What the task requires: Return the part of the mailing-list post on LLVM and integer overflow word for word, starting at "[LLVMdev] Dependence Analysis" and ending at "lack of them.".

Document extract:
##############################

[LLVMdev] Dependence Analysis [was: Flow-Sensitive AA]
Vikram S. Adve
vadve at cs.uiuc.edu
Fri Aug 22 14:03:49 PDT 2008
Thanks! This is all very interesting, and tells me that LLVM has a
way to go to fully support all of these capabilities (if that is the
right thing to do, which isn't clear). OTOH, it looks like a lot of
real-world software that is using LLVM already doesn't seem to be
affected by the lack of them.
Does anyone know of any C/C++ programs that require integer overflow
on signed arithmetic (even though it is not strictly allowed by the
standard)?
Also, does anyone know how -ftrapv is implemented on processors that
don't have hardware detection of integer overflow? It sounds very
expensive to do entirely in software.
Thanks,
--Vikram
Associate Professor, Computer Science
University of Illinois at Urbana-Champaign
http://llvm.org/~vadve
On Aug 22, 2008, at 3:50 PM, Mike Stump wrote:
> On Aug 22, 2008, at 9:34 AM, Chris Lattner wrote:
>> C has a way to express this: signed integers are defined to never
>> overflow, unsigned integers are defined to wrap gracefully on
>> overflow.

##############################

Recorded data:
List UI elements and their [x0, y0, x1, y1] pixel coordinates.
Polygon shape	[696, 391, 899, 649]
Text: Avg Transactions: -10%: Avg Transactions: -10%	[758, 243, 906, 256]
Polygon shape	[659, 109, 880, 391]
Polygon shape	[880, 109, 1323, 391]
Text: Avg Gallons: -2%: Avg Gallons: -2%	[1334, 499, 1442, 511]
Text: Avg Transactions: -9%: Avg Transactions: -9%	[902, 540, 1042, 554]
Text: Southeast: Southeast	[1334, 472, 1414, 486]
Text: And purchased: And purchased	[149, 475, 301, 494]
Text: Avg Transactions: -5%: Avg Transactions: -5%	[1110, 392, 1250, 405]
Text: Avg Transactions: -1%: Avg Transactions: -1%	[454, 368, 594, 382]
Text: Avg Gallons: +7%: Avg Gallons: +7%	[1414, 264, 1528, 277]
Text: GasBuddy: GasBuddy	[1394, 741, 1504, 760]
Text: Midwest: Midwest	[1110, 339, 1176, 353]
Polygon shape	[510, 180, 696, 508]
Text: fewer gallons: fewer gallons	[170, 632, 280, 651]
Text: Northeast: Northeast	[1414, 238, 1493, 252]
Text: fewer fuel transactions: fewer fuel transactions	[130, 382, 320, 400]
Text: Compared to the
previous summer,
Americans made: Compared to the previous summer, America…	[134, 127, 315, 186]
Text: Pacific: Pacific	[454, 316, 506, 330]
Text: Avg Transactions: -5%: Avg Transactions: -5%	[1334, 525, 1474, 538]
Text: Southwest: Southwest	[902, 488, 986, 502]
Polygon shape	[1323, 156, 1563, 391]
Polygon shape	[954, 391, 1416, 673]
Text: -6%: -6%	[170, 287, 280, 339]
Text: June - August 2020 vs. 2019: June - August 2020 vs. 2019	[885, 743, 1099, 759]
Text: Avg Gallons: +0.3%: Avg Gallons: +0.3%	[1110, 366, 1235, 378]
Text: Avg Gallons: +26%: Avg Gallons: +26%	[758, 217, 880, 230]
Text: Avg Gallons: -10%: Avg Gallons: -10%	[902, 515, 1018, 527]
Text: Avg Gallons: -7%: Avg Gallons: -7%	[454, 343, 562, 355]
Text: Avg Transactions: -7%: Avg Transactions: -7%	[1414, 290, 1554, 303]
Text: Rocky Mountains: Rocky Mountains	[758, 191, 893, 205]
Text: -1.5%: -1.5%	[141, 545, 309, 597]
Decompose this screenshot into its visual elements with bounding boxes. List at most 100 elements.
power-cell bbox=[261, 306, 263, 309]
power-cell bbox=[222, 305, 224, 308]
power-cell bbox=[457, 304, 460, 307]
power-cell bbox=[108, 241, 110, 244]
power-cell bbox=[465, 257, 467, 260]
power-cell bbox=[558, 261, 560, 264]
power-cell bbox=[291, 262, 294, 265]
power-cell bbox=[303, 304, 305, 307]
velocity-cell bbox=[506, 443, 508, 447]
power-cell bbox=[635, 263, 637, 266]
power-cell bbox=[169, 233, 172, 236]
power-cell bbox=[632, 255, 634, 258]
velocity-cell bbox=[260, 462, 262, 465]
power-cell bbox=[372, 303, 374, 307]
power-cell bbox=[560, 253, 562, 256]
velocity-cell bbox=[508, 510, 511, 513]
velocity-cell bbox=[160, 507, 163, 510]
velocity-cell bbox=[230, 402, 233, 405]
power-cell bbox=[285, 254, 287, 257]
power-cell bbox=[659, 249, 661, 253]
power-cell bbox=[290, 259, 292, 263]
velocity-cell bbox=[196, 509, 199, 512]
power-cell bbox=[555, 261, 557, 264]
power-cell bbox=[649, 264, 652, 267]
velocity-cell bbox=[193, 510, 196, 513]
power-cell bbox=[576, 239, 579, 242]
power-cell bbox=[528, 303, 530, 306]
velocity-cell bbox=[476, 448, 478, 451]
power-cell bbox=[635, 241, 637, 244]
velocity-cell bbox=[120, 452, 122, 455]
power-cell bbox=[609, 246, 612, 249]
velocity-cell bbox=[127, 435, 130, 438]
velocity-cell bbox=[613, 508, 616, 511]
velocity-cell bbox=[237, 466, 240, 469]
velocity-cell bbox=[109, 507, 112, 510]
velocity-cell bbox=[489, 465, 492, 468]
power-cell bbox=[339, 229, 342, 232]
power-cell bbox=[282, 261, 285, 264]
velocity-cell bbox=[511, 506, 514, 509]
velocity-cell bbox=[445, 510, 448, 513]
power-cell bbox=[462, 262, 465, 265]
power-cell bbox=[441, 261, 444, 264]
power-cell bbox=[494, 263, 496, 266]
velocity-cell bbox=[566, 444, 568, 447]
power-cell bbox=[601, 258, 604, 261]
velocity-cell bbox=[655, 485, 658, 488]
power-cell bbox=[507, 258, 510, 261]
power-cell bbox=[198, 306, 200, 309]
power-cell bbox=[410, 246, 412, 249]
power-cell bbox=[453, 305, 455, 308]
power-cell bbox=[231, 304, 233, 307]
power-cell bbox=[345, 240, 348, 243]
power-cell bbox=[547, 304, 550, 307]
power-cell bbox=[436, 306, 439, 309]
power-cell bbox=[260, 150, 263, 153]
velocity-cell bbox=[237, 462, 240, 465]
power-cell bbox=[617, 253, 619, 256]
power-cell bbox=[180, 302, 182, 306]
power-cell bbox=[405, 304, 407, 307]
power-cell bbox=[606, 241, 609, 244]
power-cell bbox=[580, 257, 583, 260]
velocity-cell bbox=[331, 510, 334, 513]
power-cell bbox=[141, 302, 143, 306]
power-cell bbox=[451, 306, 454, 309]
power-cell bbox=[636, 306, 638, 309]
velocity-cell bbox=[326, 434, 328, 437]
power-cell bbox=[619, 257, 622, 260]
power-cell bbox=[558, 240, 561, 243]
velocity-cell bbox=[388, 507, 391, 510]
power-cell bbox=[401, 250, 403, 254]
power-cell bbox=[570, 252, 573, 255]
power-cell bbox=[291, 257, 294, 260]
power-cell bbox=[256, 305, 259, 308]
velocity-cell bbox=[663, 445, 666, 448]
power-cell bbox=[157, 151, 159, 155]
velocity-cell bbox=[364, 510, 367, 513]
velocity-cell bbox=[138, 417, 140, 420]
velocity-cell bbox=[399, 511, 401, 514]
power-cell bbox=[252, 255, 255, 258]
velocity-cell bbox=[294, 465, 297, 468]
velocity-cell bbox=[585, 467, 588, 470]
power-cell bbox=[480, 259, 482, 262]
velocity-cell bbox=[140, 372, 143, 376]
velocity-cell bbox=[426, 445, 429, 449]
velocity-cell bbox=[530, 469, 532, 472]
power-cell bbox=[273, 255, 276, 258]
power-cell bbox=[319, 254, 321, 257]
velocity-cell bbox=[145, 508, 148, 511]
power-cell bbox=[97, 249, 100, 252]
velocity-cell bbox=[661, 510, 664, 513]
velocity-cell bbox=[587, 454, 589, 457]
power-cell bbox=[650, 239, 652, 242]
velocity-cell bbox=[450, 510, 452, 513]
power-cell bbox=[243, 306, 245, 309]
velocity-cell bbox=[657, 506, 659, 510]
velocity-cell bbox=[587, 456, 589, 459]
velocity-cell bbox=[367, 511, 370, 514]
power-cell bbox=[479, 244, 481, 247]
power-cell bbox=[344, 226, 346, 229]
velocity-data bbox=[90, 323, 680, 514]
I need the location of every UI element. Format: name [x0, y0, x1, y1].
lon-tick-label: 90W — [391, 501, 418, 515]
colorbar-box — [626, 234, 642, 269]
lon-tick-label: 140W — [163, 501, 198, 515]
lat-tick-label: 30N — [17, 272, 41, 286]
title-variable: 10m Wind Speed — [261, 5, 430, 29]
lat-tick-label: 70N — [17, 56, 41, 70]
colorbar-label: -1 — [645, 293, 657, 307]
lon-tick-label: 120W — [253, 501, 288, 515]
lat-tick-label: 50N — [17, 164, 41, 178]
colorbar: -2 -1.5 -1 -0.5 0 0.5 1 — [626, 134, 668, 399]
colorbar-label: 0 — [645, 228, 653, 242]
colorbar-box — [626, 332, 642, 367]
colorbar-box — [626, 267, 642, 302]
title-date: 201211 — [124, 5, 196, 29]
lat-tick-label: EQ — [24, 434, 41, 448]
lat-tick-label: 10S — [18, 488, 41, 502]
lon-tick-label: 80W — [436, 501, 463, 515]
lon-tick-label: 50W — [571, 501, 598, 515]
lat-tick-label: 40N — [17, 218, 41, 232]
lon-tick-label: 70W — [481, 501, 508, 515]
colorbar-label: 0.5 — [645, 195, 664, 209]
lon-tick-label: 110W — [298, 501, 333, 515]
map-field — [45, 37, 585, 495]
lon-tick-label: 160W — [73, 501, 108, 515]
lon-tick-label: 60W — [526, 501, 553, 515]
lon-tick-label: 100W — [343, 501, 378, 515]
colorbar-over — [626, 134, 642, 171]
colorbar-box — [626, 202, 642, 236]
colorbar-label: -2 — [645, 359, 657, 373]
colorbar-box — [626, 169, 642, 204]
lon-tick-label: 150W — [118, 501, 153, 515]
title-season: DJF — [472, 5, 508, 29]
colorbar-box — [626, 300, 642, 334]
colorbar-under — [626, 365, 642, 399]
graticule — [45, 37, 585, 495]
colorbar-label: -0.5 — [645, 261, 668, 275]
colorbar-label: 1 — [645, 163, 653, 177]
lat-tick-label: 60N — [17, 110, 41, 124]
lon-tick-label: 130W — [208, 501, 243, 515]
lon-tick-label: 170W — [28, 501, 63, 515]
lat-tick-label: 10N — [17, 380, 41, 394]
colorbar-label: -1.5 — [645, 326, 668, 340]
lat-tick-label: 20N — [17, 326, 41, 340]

##############################

Written answer:
[LLVMdev] Dependence Analysis [was: Flow-Sensitive AA]
Vikram S. Adve
vadve at cs.uiuc.edu
Fri Aug 22 14:03:49 PDT 2008
Thanks! This is all very interesting, and tells me that LLVM has a
way to go to fully support all of these capabilities (if that is the
right thing to do, which isn't clear). OTOH, it looks like a lot of
real-world software that is using LLVM already doesn't seem to be
affected by the lack of them.